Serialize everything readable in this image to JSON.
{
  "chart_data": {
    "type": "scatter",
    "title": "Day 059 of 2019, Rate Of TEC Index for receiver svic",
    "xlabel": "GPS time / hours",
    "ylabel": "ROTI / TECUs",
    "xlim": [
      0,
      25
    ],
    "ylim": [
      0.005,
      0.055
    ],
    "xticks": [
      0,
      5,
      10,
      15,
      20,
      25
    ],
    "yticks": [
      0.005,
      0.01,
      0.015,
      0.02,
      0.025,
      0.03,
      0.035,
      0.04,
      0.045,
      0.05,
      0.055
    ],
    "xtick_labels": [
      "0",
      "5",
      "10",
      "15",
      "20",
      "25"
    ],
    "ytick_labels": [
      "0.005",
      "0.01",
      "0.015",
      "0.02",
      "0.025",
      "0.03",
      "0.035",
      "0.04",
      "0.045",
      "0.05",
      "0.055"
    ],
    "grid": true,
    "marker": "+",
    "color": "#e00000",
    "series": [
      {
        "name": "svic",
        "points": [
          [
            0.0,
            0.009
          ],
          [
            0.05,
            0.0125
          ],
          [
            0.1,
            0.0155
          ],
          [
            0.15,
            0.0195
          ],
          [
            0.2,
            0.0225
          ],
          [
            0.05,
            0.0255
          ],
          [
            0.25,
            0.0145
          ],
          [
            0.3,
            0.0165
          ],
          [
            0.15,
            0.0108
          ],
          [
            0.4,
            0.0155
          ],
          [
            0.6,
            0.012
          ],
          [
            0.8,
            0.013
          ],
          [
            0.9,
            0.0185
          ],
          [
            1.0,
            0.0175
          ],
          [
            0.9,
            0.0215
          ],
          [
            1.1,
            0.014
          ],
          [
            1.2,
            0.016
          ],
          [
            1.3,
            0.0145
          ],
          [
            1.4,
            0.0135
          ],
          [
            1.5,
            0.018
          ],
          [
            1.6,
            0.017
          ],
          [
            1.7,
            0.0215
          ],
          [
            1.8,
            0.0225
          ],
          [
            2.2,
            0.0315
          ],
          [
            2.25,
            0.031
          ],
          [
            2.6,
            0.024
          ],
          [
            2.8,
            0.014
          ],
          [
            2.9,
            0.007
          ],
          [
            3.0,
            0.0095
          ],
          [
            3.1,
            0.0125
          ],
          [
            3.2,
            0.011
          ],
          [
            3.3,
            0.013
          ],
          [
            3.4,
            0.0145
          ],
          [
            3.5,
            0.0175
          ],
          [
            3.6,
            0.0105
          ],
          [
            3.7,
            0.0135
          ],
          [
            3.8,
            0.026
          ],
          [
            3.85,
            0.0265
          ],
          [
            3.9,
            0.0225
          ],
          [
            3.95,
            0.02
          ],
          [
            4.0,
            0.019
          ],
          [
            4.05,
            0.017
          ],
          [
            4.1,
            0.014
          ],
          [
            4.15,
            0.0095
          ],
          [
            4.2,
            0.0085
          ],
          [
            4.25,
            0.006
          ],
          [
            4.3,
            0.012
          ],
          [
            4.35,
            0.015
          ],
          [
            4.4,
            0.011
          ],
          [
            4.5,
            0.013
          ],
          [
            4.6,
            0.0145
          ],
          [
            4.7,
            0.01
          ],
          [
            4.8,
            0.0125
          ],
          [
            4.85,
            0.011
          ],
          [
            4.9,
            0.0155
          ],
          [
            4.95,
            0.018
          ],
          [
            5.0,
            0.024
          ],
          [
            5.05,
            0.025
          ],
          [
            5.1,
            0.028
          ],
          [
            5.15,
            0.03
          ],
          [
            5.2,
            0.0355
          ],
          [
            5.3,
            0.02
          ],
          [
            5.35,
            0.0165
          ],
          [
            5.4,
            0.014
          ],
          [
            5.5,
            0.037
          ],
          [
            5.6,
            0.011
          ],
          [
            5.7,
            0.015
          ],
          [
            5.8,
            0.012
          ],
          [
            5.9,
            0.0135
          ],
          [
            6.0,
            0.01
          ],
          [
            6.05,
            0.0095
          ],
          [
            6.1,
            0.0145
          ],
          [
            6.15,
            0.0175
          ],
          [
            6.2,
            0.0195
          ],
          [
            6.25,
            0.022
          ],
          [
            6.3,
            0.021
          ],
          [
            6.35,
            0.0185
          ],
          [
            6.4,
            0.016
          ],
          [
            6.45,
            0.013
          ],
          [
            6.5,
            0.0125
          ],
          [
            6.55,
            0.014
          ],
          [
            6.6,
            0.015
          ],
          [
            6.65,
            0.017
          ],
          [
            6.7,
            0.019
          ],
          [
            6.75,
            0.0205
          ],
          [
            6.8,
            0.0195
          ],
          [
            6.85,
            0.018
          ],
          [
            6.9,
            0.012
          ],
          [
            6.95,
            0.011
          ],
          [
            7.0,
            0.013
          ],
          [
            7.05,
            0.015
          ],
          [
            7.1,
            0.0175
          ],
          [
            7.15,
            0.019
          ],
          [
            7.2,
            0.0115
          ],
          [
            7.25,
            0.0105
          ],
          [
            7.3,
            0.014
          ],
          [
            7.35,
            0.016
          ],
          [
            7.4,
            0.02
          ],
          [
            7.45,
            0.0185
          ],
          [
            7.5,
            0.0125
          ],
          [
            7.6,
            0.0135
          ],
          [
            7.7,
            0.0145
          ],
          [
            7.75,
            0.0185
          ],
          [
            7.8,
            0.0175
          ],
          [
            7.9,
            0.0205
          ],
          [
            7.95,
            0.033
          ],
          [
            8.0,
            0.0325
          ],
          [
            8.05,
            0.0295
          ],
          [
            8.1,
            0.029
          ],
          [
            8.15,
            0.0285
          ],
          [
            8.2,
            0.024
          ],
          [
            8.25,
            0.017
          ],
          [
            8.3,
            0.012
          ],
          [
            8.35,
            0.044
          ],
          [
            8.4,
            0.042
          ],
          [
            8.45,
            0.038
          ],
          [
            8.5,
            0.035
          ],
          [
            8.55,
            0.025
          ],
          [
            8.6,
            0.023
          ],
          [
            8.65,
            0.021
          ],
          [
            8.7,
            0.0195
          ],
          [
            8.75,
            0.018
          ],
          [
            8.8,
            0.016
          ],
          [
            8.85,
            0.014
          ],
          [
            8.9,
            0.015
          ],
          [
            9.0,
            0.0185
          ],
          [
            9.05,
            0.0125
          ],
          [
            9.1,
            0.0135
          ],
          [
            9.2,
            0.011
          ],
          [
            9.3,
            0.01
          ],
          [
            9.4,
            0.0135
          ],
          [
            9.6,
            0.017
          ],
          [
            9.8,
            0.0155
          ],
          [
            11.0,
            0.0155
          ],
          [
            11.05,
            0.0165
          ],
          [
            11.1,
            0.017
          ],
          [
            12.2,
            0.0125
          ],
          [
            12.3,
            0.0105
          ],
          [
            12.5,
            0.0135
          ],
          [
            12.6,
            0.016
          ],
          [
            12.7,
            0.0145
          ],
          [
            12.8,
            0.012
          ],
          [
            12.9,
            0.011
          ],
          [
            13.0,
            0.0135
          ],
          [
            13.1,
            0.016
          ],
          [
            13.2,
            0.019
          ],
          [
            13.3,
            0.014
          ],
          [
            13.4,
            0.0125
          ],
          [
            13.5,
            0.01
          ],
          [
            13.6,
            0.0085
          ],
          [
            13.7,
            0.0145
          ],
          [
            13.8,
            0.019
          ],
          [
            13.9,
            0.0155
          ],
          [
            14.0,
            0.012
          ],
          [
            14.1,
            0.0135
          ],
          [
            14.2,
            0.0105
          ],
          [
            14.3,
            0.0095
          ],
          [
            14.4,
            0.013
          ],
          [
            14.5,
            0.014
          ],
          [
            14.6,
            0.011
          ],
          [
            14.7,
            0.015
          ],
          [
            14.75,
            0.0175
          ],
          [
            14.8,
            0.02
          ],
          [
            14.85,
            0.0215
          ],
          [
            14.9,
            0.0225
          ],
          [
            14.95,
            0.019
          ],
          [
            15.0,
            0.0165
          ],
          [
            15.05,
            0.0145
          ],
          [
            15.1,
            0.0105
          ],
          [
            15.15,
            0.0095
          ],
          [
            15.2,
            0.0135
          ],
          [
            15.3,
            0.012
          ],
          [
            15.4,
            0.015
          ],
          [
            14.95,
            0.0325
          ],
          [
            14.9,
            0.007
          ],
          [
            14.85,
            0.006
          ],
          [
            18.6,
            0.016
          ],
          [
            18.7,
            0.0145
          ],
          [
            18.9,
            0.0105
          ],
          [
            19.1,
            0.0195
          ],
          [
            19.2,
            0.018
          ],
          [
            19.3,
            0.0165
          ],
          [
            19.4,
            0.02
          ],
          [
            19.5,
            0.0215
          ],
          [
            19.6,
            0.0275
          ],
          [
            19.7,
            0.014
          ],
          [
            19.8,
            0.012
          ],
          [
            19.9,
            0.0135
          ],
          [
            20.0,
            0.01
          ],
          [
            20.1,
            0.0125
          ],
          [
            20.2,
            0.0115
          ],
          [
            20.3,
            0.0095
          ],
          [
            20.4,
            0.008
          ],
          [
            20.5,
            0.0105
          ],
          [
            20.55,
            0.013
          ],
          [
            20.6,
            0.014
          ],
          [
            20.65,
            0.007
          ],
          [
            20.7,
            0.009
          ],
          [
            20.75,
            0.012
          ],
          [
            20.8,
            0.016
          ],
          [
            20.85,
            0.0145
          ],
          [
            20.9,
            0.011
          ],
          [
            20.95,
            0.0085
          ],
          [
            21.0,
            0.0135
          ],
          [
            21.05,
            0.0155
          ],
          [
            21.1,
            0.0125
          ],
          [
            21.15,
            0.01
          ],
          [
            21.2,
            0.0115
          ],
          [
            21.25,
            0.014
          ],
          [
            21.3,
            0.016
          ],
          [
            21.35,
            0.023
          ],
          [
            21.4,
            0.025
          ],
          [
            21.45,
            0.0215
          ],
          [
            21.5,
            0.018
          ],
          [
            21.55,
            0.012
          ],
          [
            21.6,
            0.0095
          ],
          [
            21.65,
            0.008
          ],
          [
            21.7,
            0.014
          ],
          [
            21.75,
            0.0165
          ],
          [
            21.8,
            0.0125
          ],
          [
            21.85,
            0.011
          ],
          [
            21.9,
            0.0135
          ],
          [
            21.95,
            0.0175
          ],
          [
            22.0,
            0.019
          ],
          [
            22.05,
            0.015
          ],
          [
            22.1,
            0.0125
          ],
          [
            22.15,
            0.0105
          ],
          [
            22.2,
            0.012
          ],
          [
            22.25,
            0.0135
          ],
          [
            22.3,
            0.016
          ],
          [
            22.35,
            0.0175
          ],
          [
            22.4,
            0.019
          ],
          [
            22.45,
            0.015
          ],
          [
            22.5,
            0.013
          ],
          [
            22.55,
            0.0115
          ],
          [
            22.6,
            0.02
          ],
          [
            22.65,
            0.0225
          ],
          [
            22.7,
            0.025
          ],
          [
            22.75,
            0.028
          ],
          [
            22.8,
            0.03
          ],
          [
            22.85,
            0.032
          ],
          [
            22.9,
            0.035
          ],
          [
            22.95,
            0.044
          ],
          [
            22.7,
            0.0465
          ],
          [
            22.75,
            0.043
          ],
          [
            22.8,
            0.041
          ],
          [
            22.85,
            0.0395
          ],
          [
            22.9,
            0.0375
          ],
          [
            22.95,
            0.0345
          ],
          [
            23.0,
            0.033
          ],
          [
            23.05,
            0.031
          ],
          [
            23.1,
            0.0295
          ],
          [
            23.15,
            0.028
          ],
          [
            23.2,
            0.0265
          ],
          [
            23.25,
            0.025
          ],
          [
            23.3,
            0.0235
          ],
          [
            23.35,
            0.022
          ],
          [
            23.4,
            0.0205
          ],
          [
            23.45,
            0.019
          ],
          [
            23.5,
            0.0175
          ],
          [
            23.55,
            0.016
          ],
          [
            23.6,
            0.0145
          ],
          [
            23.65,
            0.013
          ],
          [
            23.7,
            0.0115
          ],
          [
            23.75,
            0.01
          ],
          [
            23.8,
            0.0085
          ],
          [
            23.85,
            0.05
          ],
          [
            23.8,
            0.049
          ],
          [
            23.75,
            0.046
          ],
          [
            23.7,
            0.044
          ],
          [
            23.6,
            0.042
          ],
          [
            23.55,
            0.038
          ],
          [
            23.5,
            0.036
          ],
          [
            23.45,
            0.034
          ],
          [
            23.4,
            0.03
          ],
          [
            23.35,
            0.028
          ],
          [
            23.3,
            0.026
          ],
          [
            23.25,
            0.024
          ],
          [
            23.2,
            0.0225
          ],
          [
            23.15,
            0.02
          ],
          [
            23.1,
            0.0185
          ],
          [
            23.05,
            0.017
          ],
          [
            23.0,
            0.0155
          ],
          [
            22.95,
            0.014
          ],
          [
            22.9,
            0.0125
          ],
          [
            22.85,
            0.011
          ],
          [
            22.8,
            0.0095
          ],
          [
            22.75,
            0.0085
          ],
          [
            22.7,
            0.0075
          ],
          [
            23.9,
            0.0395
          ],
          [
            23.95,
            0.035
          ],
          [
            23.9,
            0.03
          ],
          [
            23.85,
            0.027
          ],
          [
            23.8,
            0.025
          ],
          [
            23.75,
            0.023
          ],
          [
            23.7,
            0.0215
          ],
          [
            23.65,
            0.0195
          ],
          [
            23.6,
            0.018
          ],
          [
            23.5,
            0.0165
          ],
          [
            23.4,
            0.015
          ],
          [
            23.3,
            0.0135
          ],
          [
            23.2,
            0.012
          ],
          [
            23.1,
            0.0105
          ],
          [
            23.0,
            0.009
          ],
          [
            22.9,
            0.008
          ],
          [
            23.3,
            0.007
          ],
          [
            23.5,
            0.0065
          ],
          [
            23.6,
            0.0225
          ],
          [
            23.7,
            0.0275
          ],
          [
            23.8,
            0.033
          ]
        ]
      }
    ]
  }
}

▶ Work to do
Which lines in the listing above hold the word "svic"? Show each of them.

▶ Answer to the exercise
    "title": "Day 059 of 2019, Rate Of TEC Index for receiver svic",
        "name": "svic",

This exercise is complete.